### [MATERIAL PROVIDED]
>> start
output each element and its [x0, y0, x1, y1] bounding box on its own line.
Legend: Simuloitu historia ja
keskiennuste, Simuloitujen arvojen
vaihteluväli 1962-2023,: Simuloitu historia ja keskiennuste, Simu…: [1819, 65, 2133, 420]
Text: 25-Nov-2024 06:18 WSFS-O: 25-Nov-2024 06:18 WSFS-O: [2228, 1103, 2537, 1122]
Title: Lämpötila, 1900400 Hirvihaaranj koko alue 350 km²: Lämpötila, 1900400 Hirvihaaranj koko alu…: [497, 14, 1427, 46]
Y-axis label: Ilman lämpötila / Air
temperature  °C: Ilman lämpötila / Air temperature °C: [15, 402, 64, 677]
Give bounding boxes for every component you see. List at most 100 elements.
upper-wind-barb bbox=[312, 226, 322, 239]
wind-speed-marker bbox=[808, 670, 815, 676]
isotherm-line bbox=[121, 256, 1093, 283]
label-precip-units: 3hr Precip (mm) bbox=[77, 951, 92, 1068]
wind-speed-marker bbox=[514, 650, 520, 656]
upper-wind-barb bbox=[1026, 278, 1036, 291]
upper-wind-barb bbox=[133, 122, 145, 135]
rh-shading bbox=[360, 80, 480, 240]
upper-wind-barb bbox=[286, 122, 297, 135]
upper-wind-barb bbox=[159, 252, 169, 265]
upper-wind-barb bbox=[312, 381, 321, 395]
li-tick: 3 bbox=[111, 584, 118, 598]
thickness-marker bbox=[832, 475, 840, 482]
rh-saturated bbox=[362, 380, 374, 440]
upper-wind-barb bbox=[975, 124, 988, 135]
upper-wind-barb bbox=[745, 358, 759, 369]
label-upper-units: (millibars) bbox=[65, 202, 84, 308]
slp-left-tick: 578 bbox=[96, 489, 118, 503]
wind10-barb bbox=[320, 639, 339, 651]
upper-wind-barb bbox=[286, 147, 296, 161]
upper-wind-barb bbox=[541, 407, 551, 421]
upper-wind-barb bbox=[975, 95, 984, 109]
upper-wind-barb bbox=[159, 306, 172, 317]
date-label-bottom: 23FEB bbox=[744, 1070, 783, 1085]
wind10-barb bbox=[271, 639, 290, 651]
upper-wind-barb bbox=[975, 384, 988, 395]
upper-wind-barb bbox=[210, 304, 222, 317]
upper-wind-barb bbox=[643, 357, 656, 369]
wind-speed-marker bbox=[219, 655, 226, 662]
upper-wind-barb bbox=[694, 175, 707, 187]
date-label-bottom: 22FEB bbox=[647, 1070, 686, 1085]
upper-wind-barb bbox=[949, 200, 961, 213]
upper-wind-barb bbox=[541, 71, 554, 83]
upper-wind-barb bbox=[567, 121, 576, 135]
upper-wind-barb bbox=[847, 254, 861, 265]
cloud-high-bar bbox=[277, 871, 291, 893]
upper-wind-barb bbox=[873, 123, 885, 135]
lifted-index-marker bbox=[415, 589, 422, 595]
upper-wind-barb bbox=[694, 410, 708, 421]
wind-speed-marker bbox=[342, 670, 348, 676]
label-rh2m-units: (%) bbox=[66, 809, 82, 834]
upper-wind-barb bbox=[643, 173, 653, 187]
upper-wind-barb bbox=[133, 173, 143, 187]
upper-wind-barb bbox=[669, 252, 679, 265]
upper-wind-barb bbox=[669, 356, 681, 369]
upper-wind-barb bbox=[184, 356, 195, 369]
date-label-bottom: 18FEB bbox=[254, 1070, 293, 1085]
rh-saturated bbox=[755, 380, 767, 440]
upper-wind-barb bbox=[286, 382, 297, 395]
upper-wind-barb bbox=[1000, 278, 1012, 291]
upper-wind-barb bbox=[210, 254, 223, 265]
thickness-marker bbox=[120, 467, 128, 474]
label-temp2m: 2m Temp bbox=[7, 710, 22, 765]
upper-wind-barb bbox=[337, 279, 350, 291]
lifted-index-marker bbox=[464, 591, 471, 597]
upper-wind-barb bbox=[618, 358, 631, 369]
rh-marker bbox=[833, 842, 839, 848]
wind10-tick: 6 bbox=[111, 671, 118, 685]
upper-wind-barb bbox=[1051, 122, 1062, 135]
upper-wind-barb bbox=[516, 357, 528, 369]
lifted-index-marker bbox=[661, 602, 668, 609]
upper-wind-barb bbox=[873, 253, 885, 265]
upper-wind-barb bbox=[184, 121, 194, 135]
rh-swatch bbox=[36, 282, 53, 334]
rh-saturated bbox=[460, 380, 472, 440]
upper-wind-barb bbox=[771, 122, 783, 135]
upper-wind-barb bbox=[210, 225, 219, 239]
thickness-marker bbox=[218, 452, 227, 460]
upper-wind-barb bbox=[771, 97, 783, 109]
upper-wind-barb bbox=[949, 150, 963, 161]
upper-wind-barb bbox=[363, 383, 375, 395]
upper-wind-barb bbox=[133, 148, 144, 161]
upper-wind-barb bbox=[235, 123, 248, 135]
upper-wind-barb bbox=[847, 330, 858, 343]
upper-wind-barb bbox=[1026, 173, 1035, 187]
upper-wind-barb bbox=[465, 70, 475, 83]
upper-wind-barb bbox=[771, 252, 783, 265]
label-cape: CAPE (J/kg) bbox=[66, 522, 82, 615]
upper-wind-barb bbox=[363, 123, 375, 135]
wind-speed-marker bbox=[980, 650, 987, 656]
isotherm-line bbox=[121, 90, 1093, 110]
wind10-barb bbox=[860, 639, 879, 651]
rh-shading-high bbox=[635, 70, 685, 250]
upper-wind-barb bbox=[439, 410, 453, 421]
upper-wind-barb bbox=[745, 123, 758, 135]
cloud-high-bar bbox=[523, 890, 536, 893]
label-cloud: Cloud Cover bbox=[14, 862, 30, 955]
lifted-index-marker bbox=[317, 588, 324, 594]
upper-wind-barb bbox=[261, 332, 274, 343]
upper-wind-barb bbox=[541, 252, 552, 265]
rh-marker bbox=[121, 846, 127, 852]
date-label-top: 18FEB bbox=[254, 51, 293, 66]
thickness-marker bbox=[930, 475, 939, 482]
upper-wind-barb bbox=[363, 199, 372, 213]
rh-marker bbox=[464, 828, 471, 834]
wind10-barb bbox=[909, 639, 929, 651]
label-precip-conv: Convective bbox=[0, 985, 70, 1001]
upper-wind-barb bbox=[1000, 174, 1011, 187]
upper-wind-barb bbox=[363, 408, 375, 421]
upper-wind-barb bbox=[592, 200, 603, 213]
>> end
### [TASK STATEMENT]
Convert the records above into a JSON list of strings, with one string per line and blank lines omitted.

### [EXPECTED OUTPUT]
[
  "output each element and its [x0, y0, x1, y1] bounding box on its own line.",
  "Legend: Simuloitu historia ja",
  "keskiennuste, Simuloitujen arvojen",
  "vaihteluväli 1962-2023,: Simuloitu historia ja keskiennuste, Simu…: [1819, 65, 2133, 420]",
  "Text: 25-Nov-2024 06:18 WSFS-O: 25-Nov-2024 06:18 WSFS-O: [2228, 1103, 2537, 1122]",
  "Title: Lämpötila, 1900400 Hirvihaaranj koko alue 350 km²: Lämpötila, 1900400 Hirvihaaranj koko alu…: [497, 14, 1427, 46]",
  "Y-axis label: Ilman lämpötila / Air",
  "temperature  °C: Ilman lämpötila / Air temperature °C: [15, 402, 64, 677]",
  "Give bounding boxes for every component you see. List at most 100 elements.",
  "upper-wind-barb bbox=[312, 226, 322, 239]",
  "wind-speed-marker bbox=[808, 670, 815, 676]",
  "isotherm-line bbox=[121, 256, 1093, 283]",
  "label-precip-units: 3hr Precip (mm) bbox=[77, 951, 92, 1068]",
  "wind-speed-marker bbox=[514, 650, 520, 656]",
  "upper-wind-barb bbox=[1026, 278, 1036, 291]",
  "upper-wind-barb bbox=[133, 122, 145, 135]",
  "rh-shading bbox=[360, 80, 480, 240]",
  "upper-wind-barb bbox=[286, 122, 297, 135]",
  "upper-wind-barb bbox=[159, 252, 169, 265]",
  "upper-wind-barb bbox=[312, 381, 321, 395]",
  "li-tick: 3 bbox=[111, 584, 118, 598]",
  "thickness-marker bbox=[832, 475, 840, 482]",
  "rh-saturated bbox=[362, 380, 374, 440]",
  "upper-wind-barb bbox=[975, 124, 988, 135]",
  "upper-wind-barb bbox=[745, 358, 759, 369]",
  "label-upper-units: (millibars) bbox=[65, 202, 84, 308]",
  "slp-left-tick: 578 bbox=[96, 489, 118, 503]",
  "wind10-barb bbox=[320, 639, 339, 651]",
  "upper-wind-barb bbox=[286, 147, 296, 161]",
  "upper-wind-barb bbox=[541, 407, 551, 421]",
  "upper-wind-barb bbox=[975, 95, 984, 109]",
  "upper-wind-barb bbox=[159, 306, 172, 317]",
  "date-label-bottom: 23FEB bbox=[744, 1070, 783, 1085]",
  "wind10-barb bbox=[271, 639, 290, 651]",
  "upper-wind-barb bbox=[975, 384, 988, 395]",
  "upper-wind-barb bbox=[210, 304, 222, 317]",
  "upper-wind-barb bbox=[643, 357, 656, 369]",
  "wind-speed-marker bbox=[219, 655, 226, 662]",
  "upper-wind-barb bbox=[694, 175, 707, 187]",
  "date-label-bottom: 22FEB bbox=[647, 1070, 686, 1085]",
  "upper-wind-barb bbox=[949, 200, 961, 213]",
  "upper-wind-barb bbox=[541, 71, 554, 83]",
  "upper-wind-barb bbox=[567, 121, 576, 135]",
  "upper-wind-barb bbox=[847, 254, 861, 265]",
  "cloud-high-bar bbox=[277, 871, 291, 893]",
  "upper-wind-barb bbox=[873, 123, 885, 135]",
  "lifted-index-marker bbox=[415, 589, 422, 595]",
  "upper-wind-barb bbox=[694, 410, 708, 421]",
  "wind-speed-marker bbox=[342, 670, 348, 676]",
  "label-rh2m-units: (%) bbox=[66, 809, 82, 834]",
  "upper-wind-barb bbox=[643, 173, 653, 187]",
  "upper-wind-barb bbox=[133, 173, 143, 187]",
  "upper-wind-barb bbox=[669, 252, 679, 265]",
  "upper-wind-barb bbox=[669, 356, 681, 369]",
  "upper-wind-barb bbox=[184, 356, 195, 369]",
  "date-label-bottom: 18FEB bbox=[254, 1070, 293, 1085]",
  "rh-saturated bbox=[755, 380, 767, 440]",
  "upper-wind-barb bbox=[286, 382, 297, 395]",
  "upper-wind-barb bbox=[1000, 278, 1012, 291]",
  "upper-wind-barb bbox=[210, 254, 223, 265]",
  "thickness-marker bbox=[120, 467, 128, 474]",
  "label-temp2m: 2m Temp bbox=[7, 710, 22, 765]",
  "upper-wind-barb bbox=[337, 279, 350, 291]",
  "lifted-index-marker bbox=[464, 591, 471, 597]",
  "upper-wind-barb bbox=[618, 358, 631, 369]",
  "rh-marker bbox=[833, 842, 839, 848]",
  "wind10-tick: 6 bbox=[111, 671, 118, 685]",
  "upper-wind-barb bbox=[1051, 122, 1062, 135]",
  "upper-wind-barb bbox=[516, 357, 528, 369]",
  "lifted-index-marker bbox=[661, 602, 668, 609]",
  "upper-wind-barb bbox=[873, 253, 885, 265]",
  "upper-wind-barb bbox=[184, 121, 194, 135]",
  "rh-swatch bbox=[36, 282, 53, 334]",
  "rh-saturated bbox=[460, 380, 472, 440]",
  "upper-wind-barb bbox=[771, 122, 783, 135]",
  "upper-wind-barb bbox=[210, 225, 219, 239]",
  "thickness-marker bbox=[218, 452, 227, 460]",
  "upper-wind-barb bbox=[771, 97, 783, 109]",
  "upper-wind-barb bbox=[949, 150, 963, 161]",
  "upper-wind-barb bbox=[363, 383, 375, 395]",
  "upper-wind-barb bbox=[133, 148, 144, 161]",
  "upper-wind-barb bbox=[235, 123, 248, 135]",
  "upper-wind-barb bbox=[847, 330, 858, 343]",
  "upper-wind-barb bbox=[1026, 173, 1035, 187]",
  "upper-wind-barb bbox=[465, 70, 475, 83]",
  "upper-wind-barb bbox=[771, 252, 783, 265]",
  "label-cape: CAPE (J/kg) bbox=[66, 522, 82, 615]",
  "upper-wind-barb bbox=[363, 123, 375, 135]",
  "wind-speed-marker bbox=[980, 650, 987, 656]",
  "isotherm-line bbox=[121, 90, 1093, 110]",
  "wind10-barb bbox=[860, 639, 879, 651]",
  "rh-shading-high bbox=[635, 70, 685, 250]",
  "upper-wind-barb bbox=[439, 410, 453, 421]",
  "upper-wind-barb bbox=[745, 123, 758, 135]",
  "cloud-high-bar bbox=[523, 890, 536, 893]",
  "label-cloud: Cloud Cover bbox=[14, 862, 30, 955]",
  "lifted-index-marker bbox=[317, 588, 324, 594]",
  "upper-wind-barb bbox=[261, 332, 274, 343]",
  "upper-wind-barb bbox=[541, 252, 552, 265]",
  "rh-marker bbox=[121, 846, 127, 852]",
  "date-label-top: 18FEB bbox=[254, 51, 293, 66]",
  "thickness-marker bbox=[930, 475, 939, 482]",
  "upper-wind-barb bbox=[363, 199, 372, 213]",
  "rh-marker bbox=[464, 828, 471, 834]",
  "wind10-barb bbox=[909, 639, 929, 651]",
  "label-precip-conv: Convective bbox=[0, 985, 70, 1001]",
  "upper-wind-barb bbox=[1000, 174, 1011, 187]",
  "upper-wind-barb bbox=[363, 408, 375, 421]",
  "upper-wind-barb bbox=[592, 200, 603, 213]"
]